>> Start Items
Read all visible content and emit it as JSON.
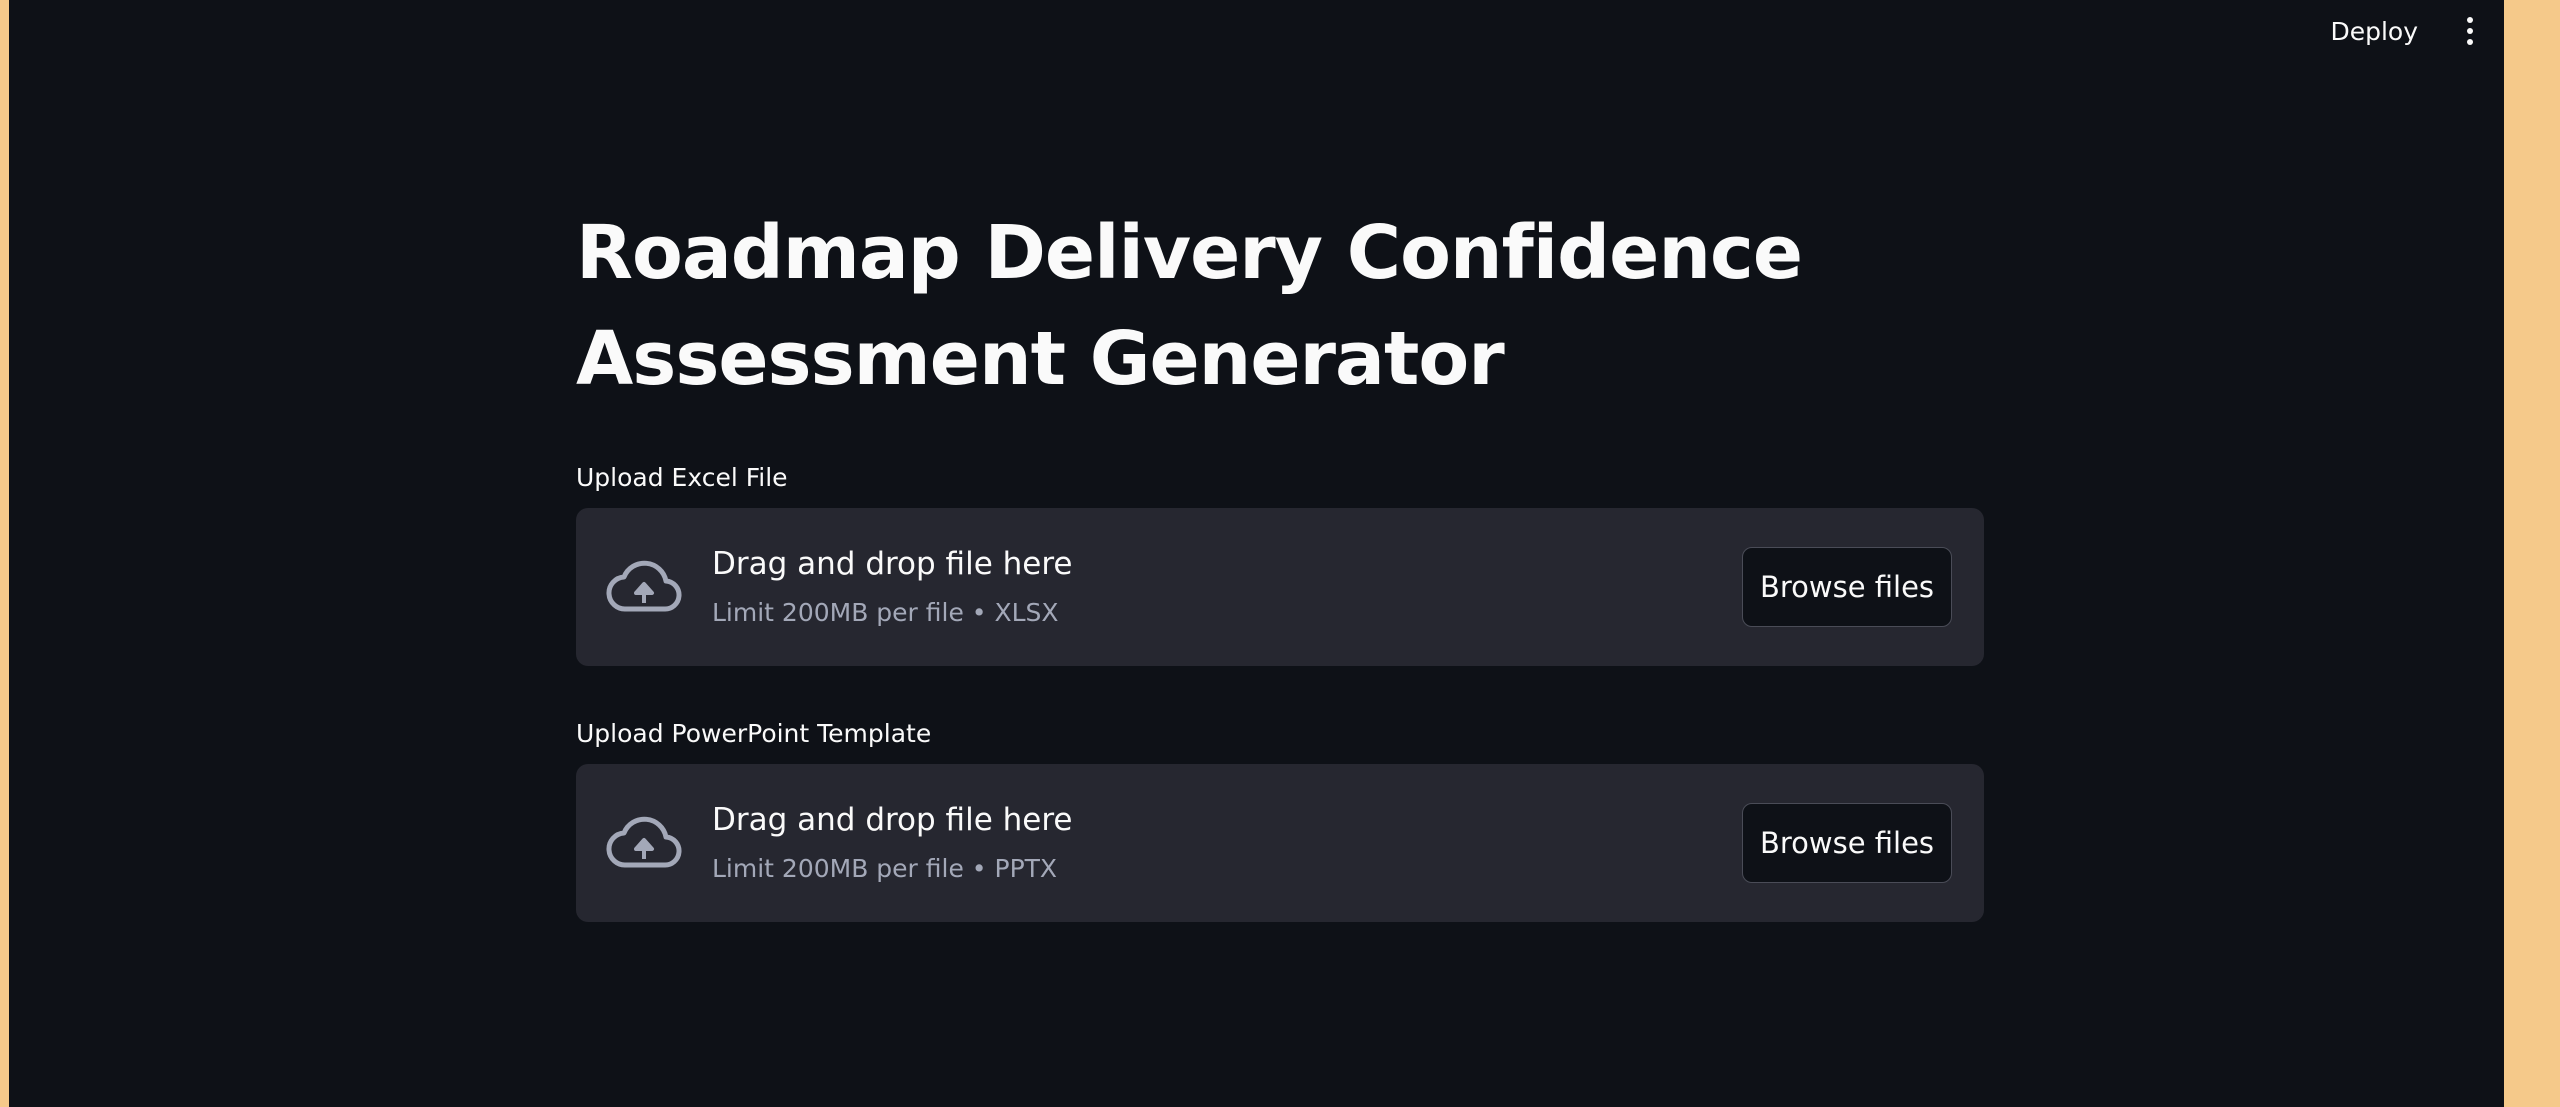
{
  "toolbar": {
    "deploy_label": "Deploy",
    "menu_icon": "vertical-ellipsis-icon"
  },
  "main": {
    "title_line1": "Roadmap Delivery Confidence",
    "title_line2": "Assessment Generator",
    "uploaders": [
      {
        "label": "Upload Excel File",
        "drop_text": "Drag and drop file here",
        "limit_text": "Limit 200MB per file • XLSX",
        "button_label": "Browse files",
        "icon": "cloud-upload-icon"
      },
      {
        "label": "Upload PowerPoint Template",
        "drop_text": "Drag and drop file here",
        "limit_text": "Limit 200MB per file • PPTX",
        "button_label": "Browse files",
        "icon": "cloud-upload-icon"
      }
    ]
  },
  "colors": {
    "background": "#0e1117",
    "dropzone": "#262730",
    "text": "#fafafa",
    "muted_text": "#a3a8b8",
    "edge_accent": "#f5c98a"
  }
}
>> End Items
What to work on → Set down all the entries exactly as they appear, but skip any pictures.

Finished exercise →
Read all visible content and emit it as JSON.
{
  "toolbar": {
    "deploy_label": "Deploy",
    "menu_icon": "vertical-ellipsis-icon"
  },
  "main": {
    "title_line1": "Roadmap Delivery Confidence",
    "title_line2": "Assessment Generator",
    "uploaders": [
      {
        "label": "Upload Excel File",
        "drop_text": "Drag and drop file here",
        "limit_text": "Limit 200MB per file • XLSX",
        "button_label": "Browse files",
        "icon": "cloud-upload-icon"
      },
      {
        "label": "Upload PowerPoint Template",
        "drop_text": "Drag and drop file here",
        "limit_text": "Limit 200MB per file • PPTX",
        "button_label": "Browse files",
        "icon": "cloud-upload-icon"
      }
    ]
  },
  "colors": {
    "background": "#0e1117",
    "dropzone": "#262730",
    "text": "#fafafa",
    "muted_text": "#a3a8b8",
    "edge_accent": "#f5c98a"
  }
}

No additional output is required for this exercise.